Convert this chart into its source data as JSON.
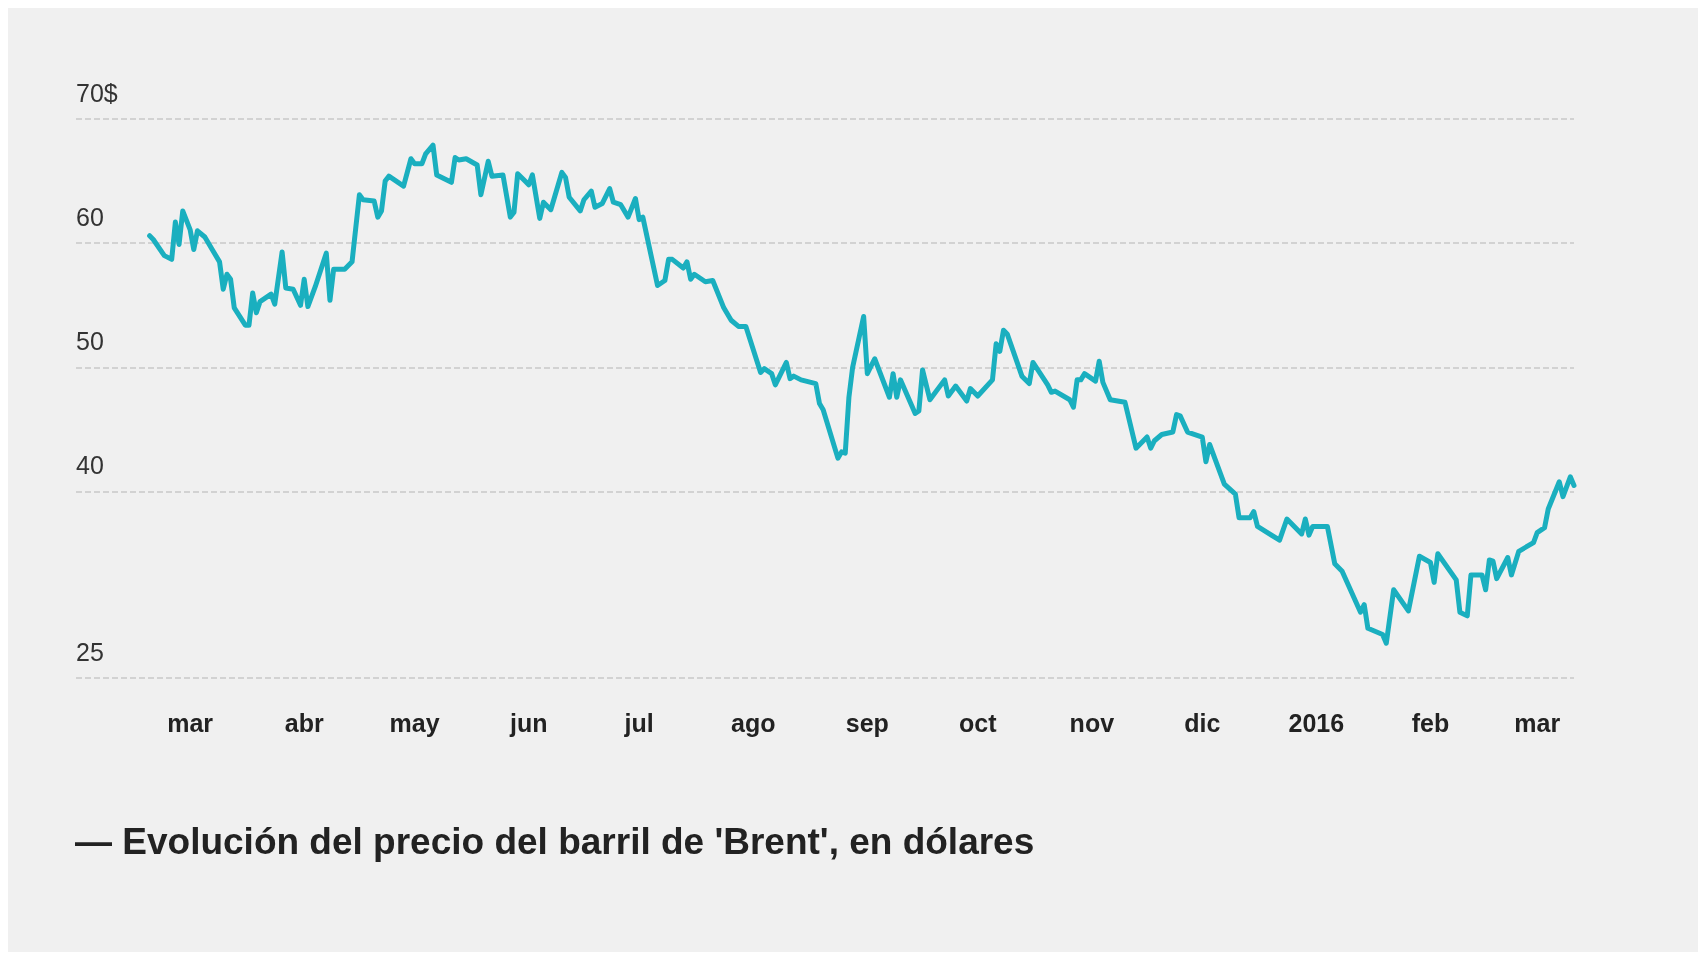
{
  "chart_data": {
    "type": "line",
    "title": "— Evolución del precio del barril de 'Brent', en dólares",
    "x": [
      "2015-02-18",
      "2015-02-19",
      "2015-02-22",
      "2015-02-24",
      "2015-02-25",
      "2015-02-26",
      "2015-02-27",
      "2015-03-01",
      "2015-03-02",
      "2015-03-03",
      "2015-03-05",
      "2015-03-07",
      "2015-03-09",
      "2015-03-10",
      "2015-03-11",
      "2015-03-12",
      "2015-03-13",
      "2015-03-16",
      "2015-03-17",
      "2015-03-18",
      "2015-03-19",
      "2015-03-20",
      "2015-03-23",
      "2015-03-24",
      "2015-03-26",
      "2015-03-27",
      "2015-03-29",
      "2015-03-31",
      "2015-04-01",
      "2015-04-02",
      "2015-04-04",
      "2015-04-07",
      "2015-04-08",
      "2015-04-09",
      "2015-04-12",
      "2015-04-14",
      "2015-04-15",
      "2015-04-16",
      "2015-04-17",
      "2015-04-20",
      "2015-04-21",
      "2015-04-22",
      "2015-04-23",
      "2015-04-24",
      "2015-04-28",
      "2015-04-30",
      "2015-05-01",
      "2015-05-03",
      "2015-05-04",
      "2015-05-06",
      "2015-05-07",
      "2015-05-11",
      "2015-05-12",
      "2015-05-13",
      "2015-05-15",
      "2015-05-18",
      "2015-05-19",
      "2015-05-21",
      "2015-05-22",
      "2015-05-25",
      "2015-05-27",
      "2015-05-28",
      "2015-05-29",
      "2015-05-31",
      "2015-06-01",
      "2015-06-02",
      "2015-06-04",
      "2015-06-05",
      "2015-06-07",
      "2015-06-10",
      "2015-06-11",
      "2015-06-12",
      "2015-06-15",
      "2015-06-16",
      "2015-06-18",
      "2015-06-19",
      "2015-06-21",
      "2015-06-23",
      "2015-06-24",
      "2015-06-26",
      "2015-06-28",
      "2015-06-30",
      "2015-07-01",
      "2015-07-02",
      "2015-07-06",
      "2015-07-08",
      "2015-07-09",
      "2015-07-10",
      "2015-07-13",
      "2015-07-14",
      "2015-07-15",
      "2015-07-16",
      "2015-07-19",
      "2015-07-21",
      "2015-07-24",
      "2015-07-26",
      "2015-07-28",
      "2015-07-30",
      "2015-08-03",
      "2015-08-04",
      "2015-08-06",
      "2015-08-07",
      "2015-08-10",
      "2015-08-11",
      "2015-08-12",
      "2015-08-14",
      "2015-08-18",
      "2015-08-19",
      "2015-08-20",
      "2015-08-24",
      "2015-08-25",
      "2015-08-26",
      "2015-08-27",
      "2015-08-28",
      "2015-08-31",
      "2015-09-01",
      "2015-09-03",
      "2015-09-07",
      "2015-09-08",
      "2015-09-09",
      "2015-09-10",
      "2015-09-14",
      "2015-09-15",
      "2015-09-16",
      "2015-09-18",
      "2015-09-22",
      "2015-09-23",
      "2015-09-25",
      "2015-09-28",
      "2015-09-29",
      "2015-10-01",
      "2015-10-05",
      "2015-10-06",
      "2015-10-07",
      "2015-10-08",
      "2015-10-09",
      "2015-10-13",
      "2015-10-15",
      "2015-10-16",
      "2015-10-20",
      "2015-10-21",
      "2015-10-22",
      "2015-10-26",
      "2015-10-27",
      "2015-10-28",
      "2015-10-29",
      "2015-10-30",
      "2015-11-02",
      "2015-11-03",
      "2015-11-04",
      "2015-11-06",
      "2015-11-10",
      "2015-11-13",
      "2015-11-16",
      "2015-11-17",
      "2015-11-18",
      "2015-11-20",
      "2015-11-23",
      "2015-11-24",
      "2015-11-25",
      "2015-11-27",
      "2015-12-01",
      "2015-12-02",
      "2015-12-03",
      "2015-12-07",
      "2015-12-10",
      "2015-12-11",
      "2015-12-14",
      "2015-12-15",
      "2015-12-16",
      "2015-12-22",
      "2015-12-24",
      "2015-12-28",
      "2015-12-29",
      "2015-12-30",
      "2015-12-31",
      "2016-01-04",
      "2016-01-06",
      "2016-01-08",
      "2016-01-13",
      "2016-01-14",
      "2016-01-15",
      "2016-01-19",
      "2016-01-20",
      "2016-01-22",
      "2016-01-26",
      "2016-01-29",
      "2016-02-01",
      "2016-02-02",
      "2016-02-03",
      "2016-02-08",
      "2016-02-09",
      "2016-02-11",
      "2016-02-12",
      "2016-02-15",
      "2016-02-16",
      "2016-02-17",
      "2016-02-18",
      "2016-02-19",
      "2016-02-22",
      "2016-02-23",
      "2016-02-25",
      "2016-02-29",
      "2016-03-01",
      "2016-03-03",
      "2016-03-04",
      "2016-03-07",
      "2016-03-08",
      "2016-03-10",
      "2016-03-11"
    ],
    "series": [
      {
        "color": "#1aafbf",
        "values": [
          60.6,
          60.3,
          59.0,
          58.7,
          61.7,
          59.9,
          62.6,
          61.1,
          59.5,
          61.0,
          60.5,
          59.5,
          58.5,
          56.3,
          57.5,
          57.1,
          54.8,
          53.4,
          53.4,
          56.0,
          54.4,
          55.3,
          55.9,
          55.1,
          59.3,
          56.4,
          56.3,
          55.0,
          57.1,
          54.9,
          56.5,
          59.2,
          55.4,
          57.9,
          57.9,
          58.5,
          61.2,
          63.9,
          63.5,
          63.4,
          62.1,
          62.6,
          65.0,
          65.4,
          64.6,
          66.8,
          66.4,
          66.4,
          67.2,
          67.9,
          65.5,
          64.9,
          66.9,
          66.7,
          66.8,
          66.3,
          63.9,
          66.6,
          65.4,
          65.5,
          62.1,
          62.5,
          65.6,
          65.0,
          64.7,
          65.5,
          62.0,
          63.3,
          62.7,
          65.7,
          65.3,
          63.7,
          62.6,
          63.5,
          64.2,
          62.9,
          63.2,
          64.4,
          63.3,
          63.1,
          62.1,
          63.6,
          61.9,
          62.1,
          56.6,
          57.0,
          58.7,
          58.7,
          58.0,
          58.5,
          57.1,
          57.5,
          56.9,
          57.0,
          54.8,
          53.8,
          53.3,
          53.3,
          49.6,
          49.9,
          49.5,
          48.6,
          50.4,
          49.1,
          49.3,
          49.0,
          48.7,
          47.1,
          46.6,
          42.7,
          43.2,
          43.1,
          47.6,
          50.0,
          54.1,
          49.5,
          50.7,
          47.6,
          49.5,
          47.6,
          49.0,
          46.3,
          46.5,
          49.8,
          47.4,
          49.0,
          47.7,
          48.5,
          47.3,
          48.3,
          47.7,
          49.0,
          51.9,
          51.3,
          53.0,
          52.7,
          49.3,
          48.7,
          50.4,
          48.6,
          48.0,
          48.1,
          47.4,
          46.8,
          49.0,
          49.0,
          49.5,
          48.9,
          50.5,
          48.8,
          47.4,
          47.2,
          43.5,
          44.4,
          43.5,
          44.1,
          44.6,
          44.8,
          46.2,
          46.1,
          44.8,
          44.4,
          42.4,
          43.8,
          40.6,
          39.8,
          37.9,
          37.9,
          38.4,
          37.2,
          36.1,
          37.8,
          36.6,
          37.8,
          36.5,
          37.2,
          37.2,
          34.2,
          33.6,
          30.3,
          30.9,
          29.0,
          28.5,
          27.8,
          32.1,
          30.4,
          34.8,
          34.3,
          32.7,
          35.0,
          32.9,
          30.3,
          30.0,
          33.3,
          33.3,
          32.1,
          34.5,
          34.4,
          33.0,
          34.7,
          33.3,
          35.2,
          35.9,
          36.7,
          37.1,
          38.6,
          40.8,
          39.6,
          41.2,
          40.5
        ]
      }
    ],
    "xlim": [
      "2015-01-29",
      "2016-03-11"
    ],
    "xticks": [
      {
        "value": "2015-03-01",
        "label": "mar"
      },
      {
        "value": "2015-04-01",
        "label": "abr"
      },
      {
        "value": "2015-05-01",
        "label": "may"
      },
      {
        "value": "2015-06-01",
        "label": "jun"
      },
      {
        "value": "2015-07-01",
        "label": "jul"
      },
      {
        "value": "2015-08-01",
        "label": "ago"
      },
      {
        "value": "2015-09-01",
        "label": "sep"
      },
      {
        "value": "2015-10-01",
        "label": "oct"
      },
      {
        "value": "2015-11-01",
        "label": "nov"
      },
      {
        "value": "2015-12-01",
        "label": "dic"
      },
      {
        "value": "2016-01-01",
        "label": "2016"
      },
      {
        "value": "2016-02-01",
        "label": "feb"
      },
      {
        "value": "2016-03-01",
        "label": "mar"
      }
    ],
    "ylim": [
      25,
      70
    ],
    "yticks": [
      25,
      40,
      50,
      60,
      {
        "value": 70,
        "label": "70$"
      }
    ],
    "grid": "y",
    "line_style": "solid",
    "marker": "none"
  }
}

——

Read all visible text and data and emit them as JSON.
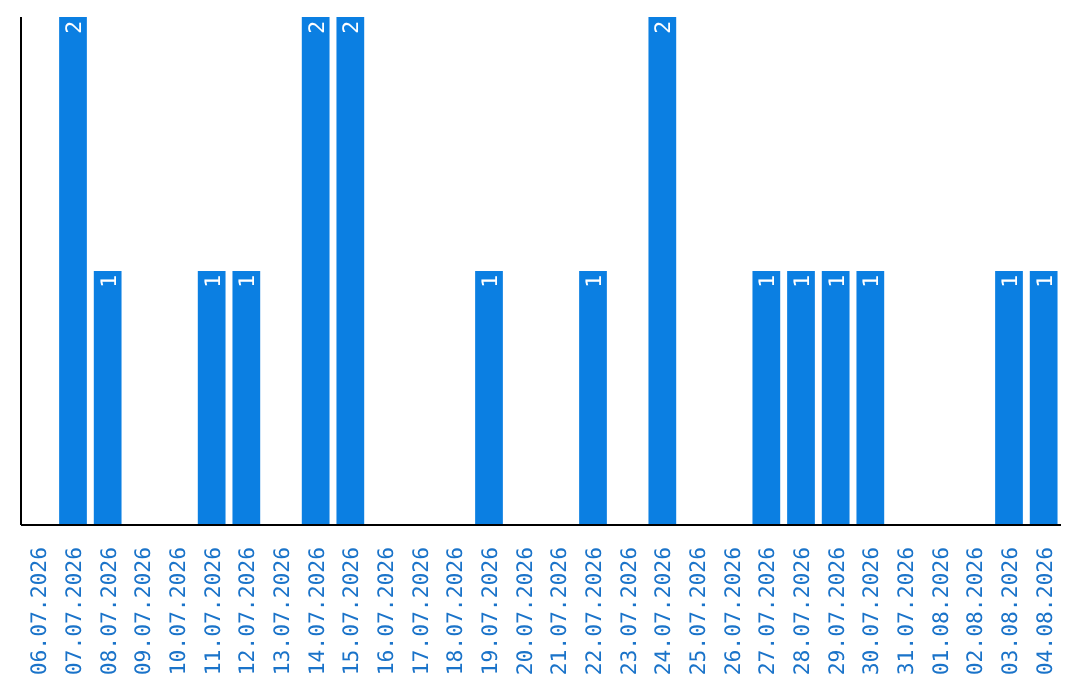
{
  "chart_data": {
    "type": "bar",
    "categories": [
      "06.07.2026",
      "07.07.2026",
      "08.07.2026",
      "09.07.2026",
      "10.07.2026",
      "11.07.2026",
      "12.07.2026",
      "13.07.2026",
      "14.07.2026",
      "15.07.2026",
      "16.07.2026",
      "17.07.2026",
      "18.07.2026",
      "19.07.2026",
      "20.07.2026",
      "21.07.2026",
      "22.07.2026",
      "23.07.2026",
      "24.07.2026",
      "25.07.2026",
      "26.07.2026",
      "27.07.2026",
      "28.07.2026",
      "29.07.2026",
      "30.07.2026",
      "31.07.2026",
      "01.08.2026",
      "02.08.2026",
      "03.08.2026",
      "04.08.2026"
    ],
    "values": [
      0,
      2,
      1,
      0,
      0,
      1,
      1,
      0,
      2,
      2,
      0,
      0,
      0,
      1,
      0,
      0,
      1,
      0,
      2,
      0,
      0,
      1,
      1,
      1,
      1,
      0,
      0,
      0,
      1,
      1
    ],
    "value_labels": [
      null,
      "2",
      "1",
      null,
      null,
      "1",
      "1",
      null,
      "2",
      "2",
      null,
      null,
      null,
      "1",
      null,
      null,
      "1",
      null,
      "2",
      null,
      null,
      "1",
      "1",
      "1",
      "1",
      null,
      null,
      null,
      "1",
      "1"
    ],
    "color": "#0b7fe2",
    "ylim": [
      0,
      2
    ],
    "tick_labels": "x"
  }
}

——

#### [Task prompt]
Read the entries and pick out all lines that include the word "JSON".

#### [Response for this exercise]
Convert this chart into its source data as JSON.
Read all visible text and data and emit them as JSON.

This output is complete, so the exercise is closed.